┌────────

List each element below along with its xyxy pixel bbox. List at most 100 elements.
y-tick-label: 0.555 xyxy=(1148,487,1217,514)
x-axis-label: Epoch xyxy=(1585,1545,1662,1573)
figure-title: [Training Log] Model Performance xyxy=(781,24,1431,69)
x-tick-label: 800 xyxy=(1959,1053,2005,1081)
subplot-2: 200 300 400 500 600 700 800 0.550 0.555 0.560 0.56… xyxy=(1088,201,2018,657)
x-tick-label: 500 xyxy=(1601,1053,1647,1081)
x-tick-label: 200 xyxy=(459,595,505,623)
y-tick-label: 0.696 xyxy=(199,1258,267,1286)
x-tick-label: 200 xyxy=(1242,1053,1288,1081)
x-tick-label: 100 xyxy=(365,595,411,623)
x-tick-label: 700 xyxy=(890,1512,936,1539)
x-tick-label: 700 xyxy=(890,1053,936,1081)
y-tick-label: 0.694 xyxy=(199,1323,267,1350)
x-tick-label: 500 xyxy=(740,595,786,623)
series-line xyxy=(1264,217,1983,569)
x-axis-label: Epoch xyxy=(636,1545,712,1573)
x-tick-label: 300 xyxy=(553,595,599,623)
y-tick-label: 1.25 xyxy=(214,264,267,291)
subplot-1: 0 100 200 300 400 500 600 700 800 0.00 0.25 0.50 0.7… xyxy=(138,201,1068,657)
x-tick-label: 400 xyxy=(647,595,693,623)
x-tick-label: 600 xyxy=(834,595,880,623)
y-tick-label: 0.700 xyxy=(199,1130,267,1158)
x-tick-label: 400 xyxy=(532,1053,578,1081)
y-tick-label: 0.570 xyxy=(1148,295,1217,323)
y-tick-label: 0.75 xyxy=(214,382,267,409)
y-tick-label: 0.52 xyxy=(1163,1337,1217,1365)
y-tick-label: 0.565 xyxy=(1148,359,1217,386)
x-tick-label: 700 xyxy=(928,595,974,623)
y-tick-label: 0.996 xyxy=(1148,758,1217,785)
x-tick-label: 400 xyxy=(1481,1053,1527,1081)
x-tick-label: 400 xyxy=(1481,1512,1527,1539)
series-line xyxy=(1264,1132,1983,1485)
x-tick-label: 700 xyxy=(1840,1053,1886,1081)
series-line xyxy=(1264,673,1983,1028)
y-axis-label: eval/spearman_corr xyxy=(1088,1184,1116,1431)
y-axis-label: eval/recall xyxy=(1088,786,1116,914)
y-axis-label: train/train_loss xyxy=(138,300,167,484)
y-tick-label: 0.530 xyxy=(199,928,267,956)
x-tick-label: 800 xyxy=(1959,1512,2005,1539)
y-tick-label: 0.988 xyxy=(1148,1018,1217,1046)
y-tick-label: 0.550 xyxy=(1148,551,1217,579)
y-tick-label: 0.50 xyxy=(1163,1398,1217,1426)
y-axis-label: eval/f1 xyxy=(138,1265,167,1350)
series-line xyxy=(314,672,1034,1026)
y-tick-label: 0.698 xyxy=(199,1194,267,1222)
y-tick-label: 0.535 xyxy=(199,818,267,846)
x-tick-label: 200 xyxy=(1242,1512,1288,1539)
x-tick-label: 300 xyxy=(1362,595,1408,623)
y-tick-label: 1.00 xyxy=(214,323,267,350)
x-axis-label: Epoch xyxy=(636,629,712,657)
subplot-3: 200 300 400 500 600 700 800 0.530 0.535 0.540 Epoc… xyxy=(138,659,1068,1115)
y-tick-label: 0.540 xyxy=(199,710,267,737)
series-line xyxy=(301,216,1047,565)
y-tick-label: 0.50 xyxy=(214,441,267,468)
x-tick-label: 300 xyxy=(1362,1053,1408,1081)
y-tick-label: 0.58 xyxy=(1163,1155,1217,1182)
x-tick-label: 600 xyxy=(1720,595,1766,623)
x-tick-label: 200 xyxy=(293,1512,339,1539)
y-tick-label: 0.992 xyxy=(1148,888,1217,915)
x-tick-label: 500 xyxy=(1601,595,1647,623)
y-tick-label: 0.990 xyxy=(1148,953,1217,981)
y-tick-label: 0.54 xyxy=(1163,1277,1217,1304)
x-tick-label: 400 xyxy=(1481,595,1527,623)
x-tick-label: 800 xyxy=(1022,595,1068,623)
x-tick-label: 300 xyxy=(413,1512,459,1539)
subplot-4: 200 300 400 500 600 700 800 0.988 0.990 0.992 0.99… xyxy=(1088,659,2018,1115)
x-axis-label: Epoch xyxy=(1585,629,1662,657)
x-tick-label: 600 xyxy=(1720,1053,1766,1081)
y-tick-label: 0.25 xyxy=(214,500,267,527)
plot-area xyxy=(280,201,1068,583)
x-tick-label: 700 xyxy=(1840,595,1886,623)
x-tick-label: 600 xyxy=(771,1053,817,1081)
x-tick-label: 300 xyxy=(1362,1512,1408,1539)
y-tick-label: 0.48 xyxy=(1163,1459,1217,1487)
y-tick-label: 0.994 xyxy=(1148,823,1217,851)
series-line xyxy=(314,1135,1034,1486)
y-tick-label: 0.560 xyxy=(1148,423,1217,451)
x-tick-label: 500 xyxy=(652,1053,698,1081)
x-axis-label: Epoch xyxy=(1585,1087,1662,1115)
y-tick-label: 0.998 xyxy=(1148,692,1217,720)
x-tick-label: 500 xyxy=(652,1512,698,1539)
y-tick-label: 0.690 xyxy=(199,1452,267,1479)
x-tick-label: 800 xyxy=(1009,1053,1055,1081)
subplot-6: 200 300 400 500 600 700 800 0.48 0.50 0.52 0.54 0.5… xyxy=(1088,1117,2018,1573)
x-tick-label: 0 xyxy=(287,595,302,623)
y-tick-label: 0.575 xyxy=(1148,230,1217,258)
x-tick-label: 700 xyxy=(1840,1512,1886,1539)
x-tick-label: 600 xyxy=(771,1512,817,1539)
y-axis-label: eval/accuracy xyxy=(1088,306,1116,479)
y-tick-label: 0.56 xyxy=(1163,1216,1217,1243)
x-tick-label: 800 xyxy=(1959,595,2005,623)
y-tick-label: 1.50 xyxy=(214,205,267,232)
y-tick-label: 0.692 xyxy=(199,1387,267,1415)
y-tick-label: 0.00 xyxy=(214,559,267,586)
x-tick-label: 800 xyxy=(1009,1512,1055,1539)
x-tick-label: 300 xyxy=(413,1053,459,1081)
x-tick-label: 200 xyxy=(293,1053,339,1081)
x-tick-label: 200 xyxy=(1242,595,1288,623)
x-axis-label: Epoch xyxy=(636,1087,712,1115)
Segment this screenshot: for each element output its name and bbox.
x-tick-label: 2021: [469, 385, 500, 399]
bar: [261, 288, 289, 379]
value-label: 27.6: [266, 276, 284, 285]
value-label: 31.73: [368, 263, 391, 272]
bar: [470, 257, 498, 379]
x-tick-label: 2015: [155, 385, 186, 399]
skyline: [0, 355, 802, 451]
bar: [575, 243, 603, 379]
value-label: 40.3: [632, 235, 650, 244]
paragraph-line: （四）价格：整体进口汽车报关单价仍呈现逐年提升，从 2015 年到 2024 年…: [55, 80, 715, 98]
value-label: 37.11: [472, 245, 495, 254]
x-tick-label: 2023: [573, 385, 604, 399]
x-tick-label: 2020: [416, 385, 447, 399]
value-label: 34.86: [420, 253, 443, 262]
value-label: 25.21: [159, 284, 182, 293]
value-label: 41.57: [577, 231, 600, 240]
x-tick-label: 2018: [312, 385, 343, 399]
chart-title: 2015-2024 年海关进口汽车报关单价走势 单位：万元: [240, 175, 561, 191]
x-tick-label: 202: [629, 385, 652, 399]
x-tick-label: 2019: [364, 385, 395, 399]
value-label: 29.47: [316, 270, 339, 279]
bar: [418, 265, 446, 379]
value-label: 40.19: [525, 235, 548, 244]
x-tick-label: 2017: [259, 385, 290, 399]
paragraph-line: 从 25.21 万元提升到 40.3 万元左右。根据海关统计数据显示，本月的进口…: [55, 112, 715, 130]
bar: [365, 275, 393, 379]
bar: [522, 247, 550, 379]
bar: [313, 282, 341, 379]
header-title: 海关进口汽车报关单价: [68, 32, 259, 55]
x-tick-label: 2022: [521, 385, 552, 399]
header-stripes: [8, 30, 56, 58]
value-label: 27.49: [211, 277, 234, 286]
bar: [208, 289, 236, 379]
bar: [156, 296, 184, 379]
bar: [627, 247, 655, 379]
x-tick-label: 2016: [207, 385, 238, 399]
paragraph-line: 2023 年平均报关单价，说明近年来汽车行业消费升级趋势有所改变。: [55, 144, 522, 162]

└────────

Work instructions:
Copy the data verbatim, beginning with its first line and ending with the line containing "x-tick-label: 800 xyxy=(1959,1053,2005,1081)", with both of those lines included.

Solution below:
List each element below along with its xyxy pixel bbox. List at most 100 elements.
y-tick-label: 0.555 xyxy=(1148,487,1217,514)
x-axis-label: Epoch xyxy=(1585,1545,1662,1573)
figure-title: [Training Log] Model Performance xyxy=(781,24,1431,69)
x-tick-label: 800 xyxy=(1959,1053,2005,1081)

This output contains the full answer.